## TASK
Locate all lines with the word "working" and copy them out.

=== DATASET ENTRIES ===

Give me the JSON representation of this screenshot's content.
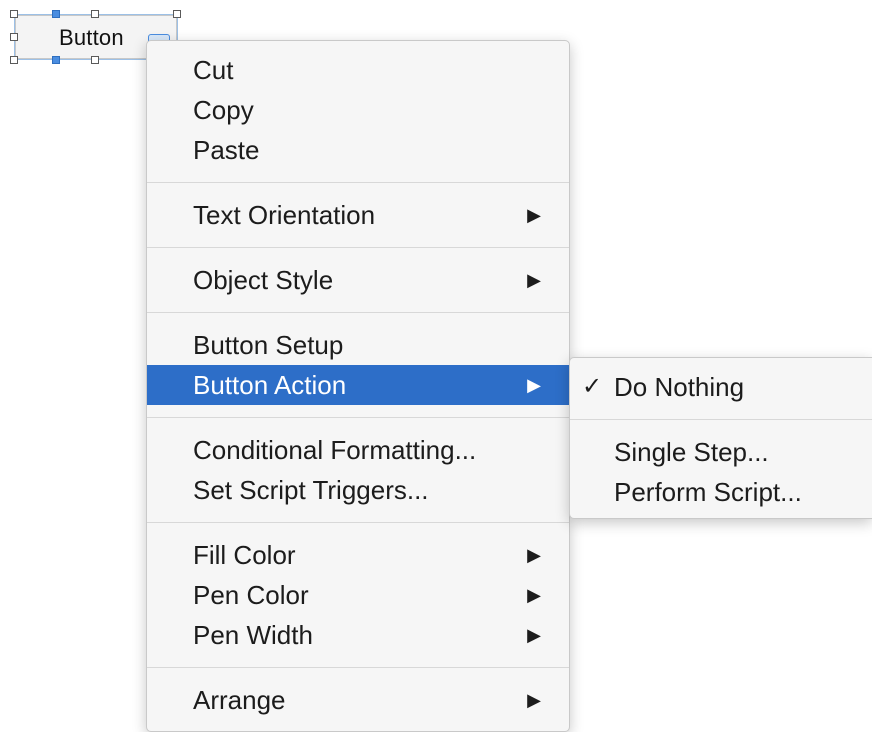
{
  "layout_object": {
    "label": "Button"
  },
  "context_menu": {
    "groups": [
      [
        {
          "label": "Cut"
        },
        {
          "label": "Copy"
        },
        {
          "label": "Paste"
        }
      ],
      [
        {
          "label": "Text Orientation",
          "submenu_arrow": "▶"
        }
      ],
      [
        {
          "label": "Object Style",
          "submenu_arrow": "▶"
        }
      ],
      [
        {
          "label": "Button Setup"
        },
        {
          "label": "Button Action",
          "submenu_arrow": "▶",
          "highlighted": true
        }
      ],
      [
        {
          "label": "Conditional Formatting..."
        },
        {
          "label": "Set Script Triggers..."
        }
      ],
      [
        {
          "label": "Fill Color",
          "submenu_arrow": "▶"
        },
        {
          "label": "Pen Color",
          "submenu_arrow": "▶"
        },
        {
          "label": "Pen Width",
          "submenu_arrow": "▶"
        }
      ],
      [
        {
          "label": "Arrange",
          "submenu_arrow": "▶"
        }
      ]
    ]
  },
  "button_action_submenu": {
    "checkmark": "✓",
    "items": [
      {
        "label": "Do Nothing",
        "checked": true
      },
      {
        "label": "Single Step..."
      },
      {
        "label": "Perform Script..."
      }
    ]
  },
  "colors": {
    "highlight": "#2d6ec8",
    "menu_background": "#f6f6f6",
    "selection_handle": "#4a8de0"
  }
}
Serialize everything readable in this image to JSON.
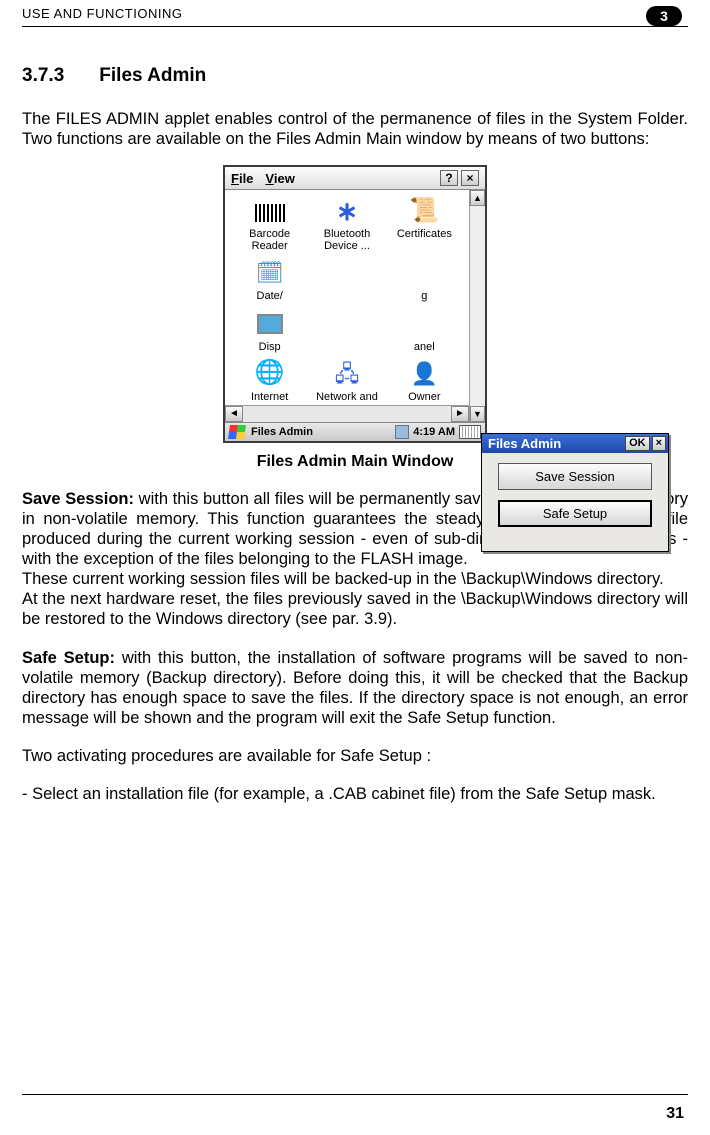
{
  "header": {
    "running_title": "USE AND FUNCTIONING",
    "chapter_badge": "3"
  },
  "heading": {
    "number": "3.7.3",
    "title": "Files Admin"
  },
  "intro": "The FILES ADMIN applet enables control of the permanence of files in the System Folder. Two functions are available on the Files Admin Main window by means of two buttons:",
  "figure": {
    "caption": "Files Admin Main Window",
    "pda": {
      "menu_file": "File",
      "menu_view": "View",
      "help_btn": "?",
      "close_btn": "×",
      "items": {
        "barcode": "Barcode Reader",
        "bluetooth": "Bluetooth Device ...",
        "certs": "Certificates",
        "date": "Date/",
        "dialing": "g",
        "display": "Disp",
        "panel_suffix": "anel",
        "internet": "Internet",
        "network": "Network and",
        "owner": "Owner"
      },
      "dialog": {
        "title": "Files Admin",
        "ok": "OK",
        "close": "×",
        "save_session": "Save Session",
        "safe_setup": "Safe Setup"
      },
      "taskbar": {
        "title": "Files Admin",
        "time": "4:19 AM"
      },
      "scroll": {
        "left": "◄",
        "right": "►",
        "up": "▲",
        "down": "▼"
      }
    }
  },
  "save_session": {
    "label": "Save Session:",
    "p1": " with this button all files will be permanently saved in the \\Windows directory in non-volatile memory. This function guarantees the steady maintenance of every file produced during the current working session - even of sub-directories and relevant files - with the exception of the files belonging to the FLASH image.",
    "p2": "These current working session files will be backed-up in the \\Backup\\Windows directory.",
    "p3": "At the next hardware reset, the files previously saved in the \\Backup\\Windows directory will be restored to the Windows directory (see par. 3.9)."
  },
  "safe_setup": {
    "label": "Safe Setup:",
    "p1": " with this button, the installation of software programs will be saved to non-volatile memory (Backup directory). Before doing this, it will be checked that the Backup directory has enough space to save the files. If the directory space is not enough, an error message will be shown and the program will exit the Safe Setup function."
  },
  "procedures_intro": "Two activating procedures are available for Safe Setup :",
  "procedure_1": "- Select an installation file (for example, a .CAB cabinet file) from the Safe Setup mask.",
  "page_number": "31"
}
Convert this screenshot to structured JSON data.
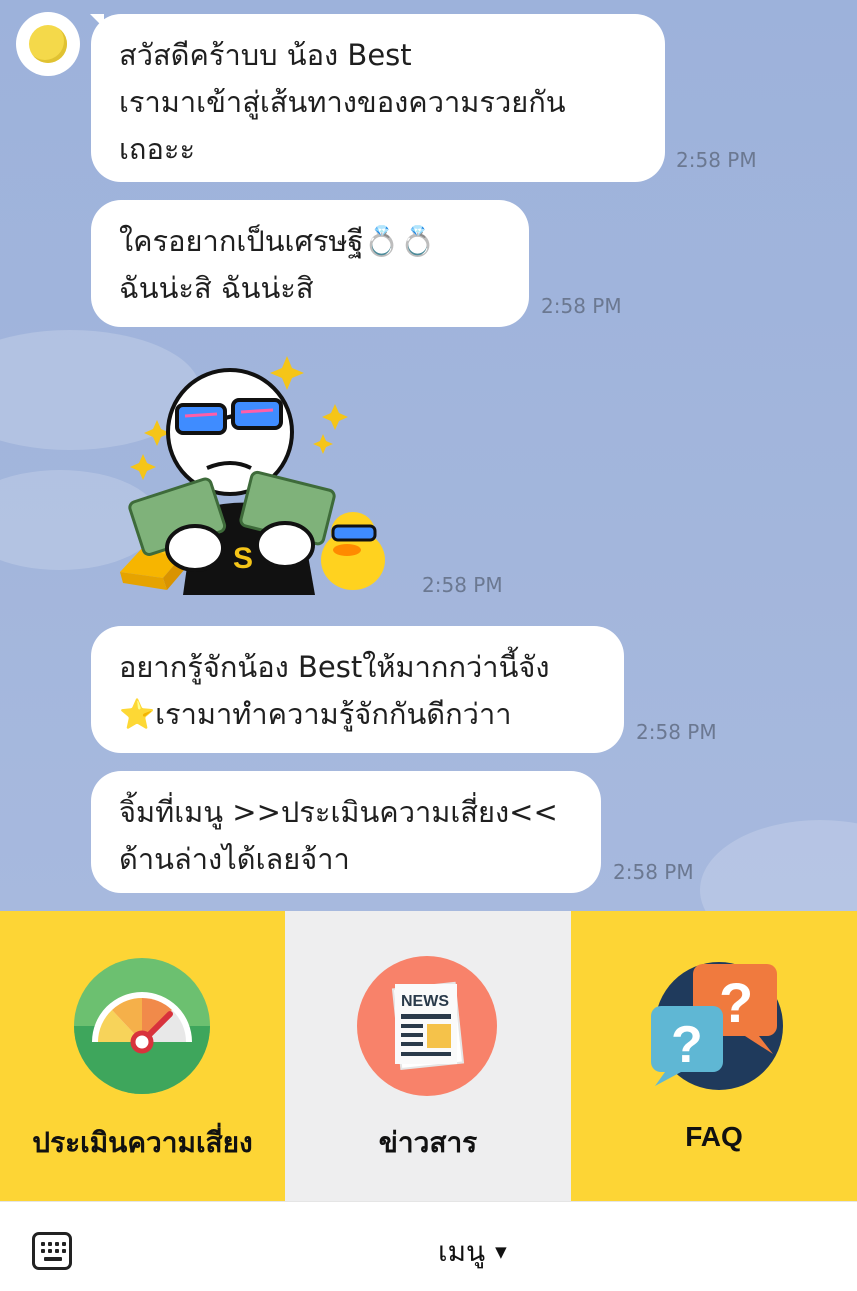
{
  "chat": {
    "messages": [
      {
        "lines": [
          "สวัสดีคร้าบบ น้อง Best",
          "เรามาเข้าสู่เส้นทางของความรวยกัน",
          "เถอะะ"
        ],
        "time": "2:58 PM"
      },
      {
        "lines": [
          "ใครอยากเป็นเศรษฐี💍💍",
          "ฉันน่ะสิ ฉันน่ะสิ"
        ],
        "time": "2:58 PM"
      },
      {
        "sticker": "rich-character-sticker",
        "time": "2:58 PM"
      },
      {
        "lines": [
          "อยากรู้จักน้อง Bestให้มากกว่านี้จัง",
          "⭐เรามาทำความรู้จักกันดีกว่าา"
        ],
        "time": "2:58 PM"
      },
      {
        "lines": [
          "จิ้มที่เมนู >>ประเมินความเสี่ยง<<",
          "ด้านล่างได้เลยจ้าา"
        ],
        "time": "2:58 PM"
      }
    ]
  },
  "rich_menu": {
    "items": [
      {
        "label": "ประเมินความเสี่ยง",
        "icon": "gauge-icon",
        "bg": "#fdd535"
      },
      {
        "label": "ข่าวสาร",
        "icon": "news-icon",
        "icon_text": "NEWS",
        "bg": "#eeeeef"
      },
      {
        "label": "FAQ",
        "icon": "question-icon",
        "bg": "#fdd535"
      }
    ]
  },
  "bottom_bar": {
    "menu_label": "เมนู",
    "keyboard_icon": "keyboard-icon",
    "caret_icon": "caret-down-icon"
  },
  "colors": {
    "chat_bg": "#9fb3d9",
    "bubble": "#ffffff",
    "menu_yellow": "#fdd535",
    "menu_gray": "#eeeeef"
  }
}
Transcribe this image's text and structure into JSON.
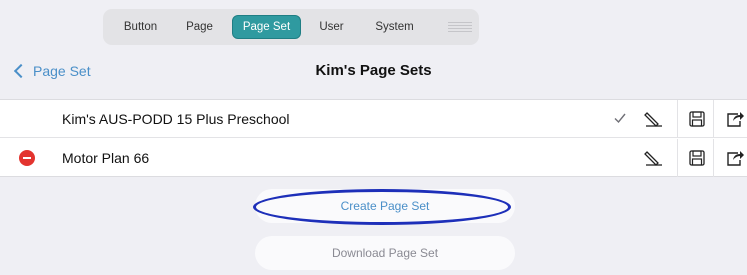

===

## THE ANSWER
    "p1": " with this button all files will be permanently saved in the \\Windows directory in non-volatile memory. This function guarantees the steady maintenance of every file produced during the current working session - even of sub-directories and relevant files - with the exception of the files belonging to the FLASH image.",
    "p2": "These current working session files will be backed-up in the \\Backup\\Windows directory.",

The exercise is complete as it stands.